▶ [Estratto]
★ ★ ★ ★ ★ ★ ★
Nel linguaggio specialistico la modalità che specifica il messaggio e la sua possibile ricezione viene chiamata appunto meta comunicazione. Si tratta infatti di un messaggio complementare, di una comunicazione ulteriore rispetto alla comunicazione già in atto, in grado di fornire informazioni su come l’emittente si autodefinisce e su come definisce la relazione stessa. Il modo di porre il messaggio decide del tipo di relazione che l’emittente instaura e stabilisce con lo stesso destinatario. Insomma: il contenuto della comunicazione non può non essere coerente con qualsivoglia modo di porsi trai soggetti coinvolti nella comunicazione. C’è un nesso vincolante di affinità tra il messaggio comunicato e il modo secondo il quale l’emittente si atteggia nei confronti dell’altro, soprattutto quando gli atti comunicativi hanno per contenuto una promessa, un’offerta di amore.

Occorre dunque prestare molta attenzione alla meta comunicazione, al suo significato e alla forza di comunicazione e di relazione. La meta comunicazione infatti sta dietro le quinte, in secondo piano, è latente e implicita, mentre in primo piano c’è il messaggio e il suo significato esplicito e manifesto. È evidente il rischio di una marcata distonia fra l’esplicito e l’implicito, di una discrepanza vistosa fra il significato manifesto e il significato latente. Tutto ciò può corrompere la bontà stessa del messaggio, può renderlo incoerente, può suscitare la diffidenza in luogo della fiducia[5]. In che termini dunque la meta comunicazione potrebbe spiegare la crisi delle vocazioni, e di certe vocazioni?
★ ★ ★ ★ ★ ★ ★
▶ [Dati estratti]
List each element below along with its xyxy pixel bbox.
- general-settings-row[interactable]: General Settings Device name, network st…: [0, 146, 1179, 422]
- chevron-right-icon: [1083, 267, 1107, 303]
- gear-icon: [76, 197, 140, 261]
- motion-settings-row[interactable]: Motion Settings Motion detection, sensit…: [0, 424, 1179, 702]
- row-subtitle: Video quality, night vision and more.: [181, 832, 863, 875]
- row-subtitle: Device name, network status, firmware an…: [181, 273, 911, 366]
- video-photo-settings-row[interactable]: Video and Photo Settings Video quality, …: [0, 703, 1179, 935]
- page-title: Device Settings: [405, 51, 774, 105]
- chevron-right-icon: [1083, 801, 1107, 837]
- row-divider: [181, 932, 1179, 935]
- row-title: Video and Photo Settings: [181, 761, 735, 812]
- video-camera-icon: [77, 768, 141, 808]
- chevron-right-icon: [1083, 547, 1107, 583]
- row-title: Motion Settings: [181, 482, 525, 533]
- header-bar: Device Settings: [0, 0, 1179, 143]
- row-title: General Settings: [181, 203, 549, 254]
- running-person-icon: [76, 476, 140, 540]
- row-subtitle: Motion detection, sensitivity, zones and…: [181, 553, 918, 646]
★ ★ ★ ★ ★ ★ ★
▶ [Compiti ed esercizi]
(a) Rispondi a queste domande sull'estratto:
(i) Come si chiama, nel linguaggio specialistico, la modalità che specifica il messaggio e la sua possibile ricezione?
(ii) Che cosa c'è in primo piano, mentre la meta comunicazione sta dietro le quinte?
(iii) Che cosa può suscitare, al posto della fiducia, una discrepanza tra significato manifesto e significato latente?
(b) Ricopia tutto l'elenco dall'inizio fino alla riga che contiene "- gear-icon: [76, 197, 140, 261]", compresa.

▶ [Risultati per compito]
(a)
(i) Meta comunicazione.
(ii) Il messaggio e il suo significato esplicito e manifesto.
(iii) La diffidenza.

(b)
List each element below along with its xyxy pixel bbox.
- general-settings-row[interactable]: General Settings Device name, network st…: [0, 146, 1179, 422]
- chevron-right-icon: [1083, 267, 1107, 303]
- gear-icon: [76, 197, 140, 261]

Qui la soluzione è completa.